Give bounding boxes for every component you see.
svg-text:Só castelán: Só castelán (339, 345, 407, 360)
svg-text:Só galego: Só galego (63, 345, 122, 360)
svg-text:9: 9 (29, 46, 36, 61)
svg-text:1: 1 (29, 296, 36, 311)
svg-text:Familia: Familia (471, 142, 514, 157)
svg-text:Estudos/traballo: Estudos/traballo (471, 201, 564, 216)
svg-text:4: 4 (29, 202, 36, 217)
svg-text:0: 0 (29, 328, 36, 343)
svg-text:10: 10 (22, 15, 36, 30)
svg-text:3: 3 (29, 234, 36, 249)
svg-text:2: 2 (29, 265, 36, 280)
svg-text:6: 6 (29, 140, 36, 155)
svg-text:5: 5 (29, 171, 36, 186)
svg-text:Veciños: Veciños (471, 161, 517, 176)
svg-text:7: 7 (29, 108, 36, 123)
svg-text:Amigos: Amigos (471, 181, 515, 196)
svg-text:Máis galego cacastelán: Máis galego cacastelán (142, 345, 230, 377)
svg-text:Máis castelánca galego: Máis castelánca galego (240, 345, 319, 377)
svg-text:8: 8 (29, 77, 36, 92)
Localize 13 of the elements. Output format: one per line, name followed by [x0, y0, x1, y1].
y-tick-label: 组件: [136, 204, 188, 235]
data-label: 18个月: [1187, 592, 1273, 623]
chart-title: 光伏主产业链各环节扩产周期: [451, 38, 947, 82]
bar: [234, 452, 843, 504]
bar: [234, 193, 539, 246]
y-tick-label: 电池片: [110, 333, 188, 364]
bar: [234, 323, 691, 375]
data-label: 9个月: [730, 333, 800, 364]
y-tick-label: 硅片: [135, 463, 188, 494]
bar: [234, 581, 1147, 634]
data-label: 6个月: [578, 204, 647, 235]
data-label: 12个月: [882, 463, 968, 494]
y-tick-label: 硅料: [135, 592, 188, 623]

------

PROBLEM DETAILS
Could you retype every entry above, line for line, without changing a single character?

FULL OUTPUT
Give bounding boxes for every component you see.
svg-text:Só castelán: Só castelán (339, 345, 407, 360)
svg-text:Só galego: Só galego (63, 345, 122, 360)
svg-text:9: 9 (29, 46, 36, 61)
svg-text:1: 1 (29, 296, 36, 311)
svg-text:Familia: Familia (471, 142, 514, 157)
svg-text:Estudos/traballo: Estudos/traballo (471, 201, 564, 216)
svg-text:4: 4 (29, 202, 36, 217)
svg-text:0: 0 (29, 328, 36, 343)
svg-text:10: 10 (22, 15, 36, 30)
svg-text:3: 3 (29, 234, 36, 249)
svg-text:2: 2 (29, 265, 36, 280)
svg-text:6: 6 (29, 140, 36, 155)
svg-text:5: 5 (29, 171, 36, 186)
svg-text:Veciños: Veciños (471, 161, 517, 176)
svg-text:7: 7 (29, 108, 36, 123)
svg-text:Amigos: Amigos (471, 181, 515, 196)
svg-text:Máis galego cacastelán: Máis galego cacastelán (142, 345, 230, 377)
svg-text:Máis castelánca galego: Máis castelánca galego (240, 345, 319, 377)
svg-text:8: 8 (29, 77, 36, 92)
Localize 13 of the elements. Output format: one per line, name followed by [x0, y0, x1, y1].
y-tick-label: 组件: [136, 204, 188, 235]
data-label: 18个月: [1187, 592, 1273, 623]
chart-title: 光伏主产业链各环节扩产周期: [451, 38, 947, 82]
bar: [234, 452, 843, 504]
bar: [234, 193, 539, 246]
y-tick-label: 电池片: [110, 333, 188, 364]
bar: [234, 323, 691, 375]
data-label: 9个月: [730, 333, 800, 364]
y-tick-label: 硅片: [135, 463, 188, 494]
bar: [234, 581, 1147, 634]
data-label: 6个月: [578, 204, 647, 235]
data-label: 12个月: [882, 463, 968, 494]
y-tick-label: 硅料: [135, 592, 188, 623]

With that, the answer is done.